(Figure record listings)

-- Start --

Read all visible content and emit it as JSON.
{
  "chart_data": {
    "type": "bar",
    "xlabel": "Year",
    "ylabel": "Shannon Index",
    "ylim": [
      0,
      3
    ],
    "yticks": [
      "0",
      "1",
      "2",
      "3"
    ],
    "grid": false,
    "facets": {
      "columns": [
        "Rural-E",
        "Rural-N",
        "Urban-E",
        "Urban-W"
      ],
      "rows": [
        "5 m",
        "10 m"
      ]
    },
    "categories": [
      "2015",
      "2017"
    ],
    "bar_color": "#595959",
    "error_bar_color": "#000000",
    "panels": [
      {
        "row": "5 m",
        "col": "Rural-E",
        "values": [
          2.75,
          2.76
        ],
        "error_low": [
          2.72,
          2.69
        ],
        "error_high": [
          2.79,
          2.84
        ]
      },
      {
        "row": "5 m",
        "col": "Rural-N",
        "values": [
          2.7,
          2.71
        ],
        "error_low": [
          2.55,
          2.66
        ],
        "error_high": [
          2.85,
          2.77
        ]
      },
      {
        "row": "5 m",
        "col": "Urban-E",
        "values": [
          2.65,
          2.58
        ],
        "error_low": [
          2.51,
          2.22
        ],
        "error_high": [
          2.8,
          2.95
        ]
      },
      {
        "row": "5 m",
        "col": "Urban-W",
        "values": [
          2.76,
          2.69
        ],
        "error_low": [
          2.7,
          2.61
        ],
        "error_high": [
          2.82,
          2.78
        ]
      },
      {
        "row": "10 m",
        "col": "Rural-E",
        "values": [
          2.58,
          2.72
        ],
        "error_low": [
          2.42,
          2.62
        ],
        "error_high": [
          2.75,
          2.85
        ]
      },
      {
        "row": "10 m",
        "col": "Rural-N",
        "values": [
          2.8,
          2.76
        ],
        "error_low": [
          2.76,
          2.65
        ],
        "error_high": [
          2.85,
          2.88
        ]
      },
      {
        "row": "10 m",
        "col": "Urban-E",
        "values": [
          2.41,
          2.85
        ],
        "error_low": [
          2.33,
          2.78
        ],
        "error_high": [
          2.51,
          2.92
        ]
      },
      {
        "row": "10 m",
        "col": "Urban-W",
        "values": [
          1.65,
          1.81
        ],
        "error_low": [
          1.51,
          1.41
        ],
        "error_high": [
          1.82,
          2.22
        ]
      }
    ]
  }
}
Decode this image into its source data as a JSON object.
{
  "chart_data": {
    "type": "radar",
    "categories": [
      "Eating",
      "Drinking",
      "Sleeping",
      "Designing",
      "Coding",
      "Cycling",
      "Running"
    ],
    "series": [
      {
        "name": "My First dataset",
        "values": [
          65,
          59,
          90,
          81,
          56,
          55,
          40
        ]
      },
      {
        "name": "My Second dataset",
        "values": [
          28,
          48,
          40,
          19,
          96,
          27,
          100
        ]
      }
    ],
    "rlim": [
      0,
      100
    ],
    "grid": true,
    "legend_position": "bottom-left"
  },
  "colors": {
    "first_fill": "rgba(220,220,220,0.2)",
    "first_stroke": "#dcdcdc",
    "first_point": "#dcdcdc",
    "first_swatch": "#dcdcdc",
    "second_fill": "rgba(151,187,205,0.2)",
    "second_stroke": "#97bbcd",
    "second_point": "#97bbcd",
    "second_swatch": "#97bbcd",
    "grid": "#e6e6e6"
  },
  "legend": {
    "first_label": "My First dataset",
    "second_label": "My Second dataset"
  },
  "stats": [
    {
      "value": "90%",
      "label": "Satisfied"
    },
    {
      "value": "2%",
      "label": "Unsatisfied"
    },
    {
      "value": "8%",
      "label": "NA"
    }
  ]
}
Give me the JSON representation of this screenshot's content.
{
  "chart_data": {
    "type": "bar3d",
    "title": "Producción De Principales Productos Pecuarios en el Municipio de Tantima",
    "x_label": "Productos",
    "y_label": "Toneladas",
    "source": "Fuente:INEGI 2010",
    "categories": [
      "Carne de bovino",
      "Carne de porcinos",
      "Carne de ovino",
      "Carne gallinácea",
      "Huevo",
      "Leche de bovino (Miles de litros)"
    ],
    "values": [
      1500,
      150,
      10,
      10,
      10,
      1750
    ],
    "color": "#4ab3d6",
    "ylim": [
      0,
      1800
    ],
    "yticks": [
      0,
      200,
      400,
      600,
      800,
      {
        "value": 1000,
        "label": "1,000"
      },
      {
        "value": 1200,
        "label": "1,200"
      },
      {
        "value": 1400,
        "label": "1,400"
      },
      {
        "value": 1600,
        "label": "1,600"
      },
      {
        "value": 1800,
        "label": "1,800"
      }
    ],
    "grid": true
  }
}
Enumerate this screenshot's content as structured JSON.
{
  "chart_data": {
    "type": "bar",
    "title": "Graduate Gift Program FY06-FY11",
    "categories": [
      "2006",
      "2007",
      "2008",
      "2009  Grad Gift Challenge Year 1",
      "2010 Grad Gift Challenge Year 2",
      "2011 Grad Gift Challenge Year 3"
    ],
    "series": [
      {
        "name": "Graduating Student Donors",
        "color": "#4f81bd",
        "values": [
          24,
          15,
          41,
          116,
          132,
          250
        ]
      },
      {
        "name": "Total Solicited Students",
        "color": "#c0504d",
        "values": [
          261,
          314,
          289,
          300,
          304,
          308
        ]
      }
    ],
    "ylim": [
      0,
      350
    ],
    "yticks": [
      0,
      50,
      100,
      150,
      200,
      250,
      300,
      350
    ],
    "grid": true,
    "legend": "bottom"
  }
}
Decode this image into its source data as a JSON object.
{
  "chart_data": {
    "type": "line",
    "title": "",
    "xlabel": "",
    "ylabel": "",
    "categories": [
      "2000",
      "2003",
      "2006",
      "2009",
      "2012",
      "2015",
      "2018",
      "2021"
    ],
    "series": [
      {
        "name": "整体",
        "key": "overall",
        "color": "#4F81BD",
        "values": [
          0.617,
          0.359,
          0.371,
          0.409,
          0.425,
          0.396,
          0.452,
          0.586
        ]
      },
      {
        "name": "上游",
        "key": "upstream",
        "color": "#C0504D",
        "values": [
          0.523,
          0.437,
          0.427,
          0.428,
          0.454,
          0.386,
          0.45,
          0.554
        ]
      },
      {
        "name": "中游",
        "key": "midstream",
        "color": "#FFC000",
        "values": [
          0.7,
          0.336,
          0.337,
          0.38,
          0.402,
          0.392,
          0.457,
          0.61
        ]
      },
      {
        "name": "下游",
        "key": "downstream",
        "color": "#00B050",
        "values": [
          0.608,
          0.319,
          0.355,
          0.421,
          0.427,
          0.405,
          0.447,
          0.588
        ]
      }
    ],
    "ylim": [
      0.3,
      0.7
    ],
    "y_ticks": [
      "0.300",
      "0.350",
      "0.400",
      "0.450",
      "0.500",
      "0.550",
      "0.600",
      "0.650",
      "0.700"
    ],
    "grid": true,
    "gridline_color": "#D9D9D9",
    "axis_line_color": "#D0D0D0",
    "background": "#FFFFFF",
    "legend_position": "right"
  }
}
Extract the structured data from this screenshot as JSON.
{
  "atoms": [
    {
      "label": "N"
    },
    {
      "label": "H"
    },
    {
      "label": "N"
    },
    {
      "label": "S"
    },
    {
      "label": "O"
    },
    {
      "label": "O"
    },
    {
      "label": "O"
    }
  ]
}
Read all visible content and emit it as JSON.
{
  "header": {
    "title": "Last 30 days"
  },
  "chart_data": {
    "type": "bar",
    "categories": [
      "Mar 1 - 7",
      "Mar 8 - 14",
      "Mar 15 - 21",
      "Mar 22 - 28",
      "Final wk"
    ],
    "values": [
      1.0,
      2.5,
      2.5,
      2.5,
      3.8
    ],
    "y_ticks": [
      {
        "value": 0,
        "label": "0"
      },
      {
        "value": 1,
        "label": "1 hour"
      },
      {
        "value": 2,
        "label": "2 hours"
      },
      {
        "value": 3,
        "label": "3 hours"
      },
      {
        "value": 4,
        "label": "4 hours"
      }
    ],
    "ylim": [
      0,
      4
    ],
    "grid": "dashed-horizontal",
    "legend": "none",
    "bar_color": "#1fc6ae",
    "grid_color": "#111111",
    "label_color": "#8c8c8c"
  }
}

-- End --

The exercise: Search the lines above for the string "dcdcdc" and copy each line that has it.

Reply:
    "first_stroke": "#dcdcdc",
    "first_point": "#dcdcdc",
    "first_swatch": "#dcdcdc",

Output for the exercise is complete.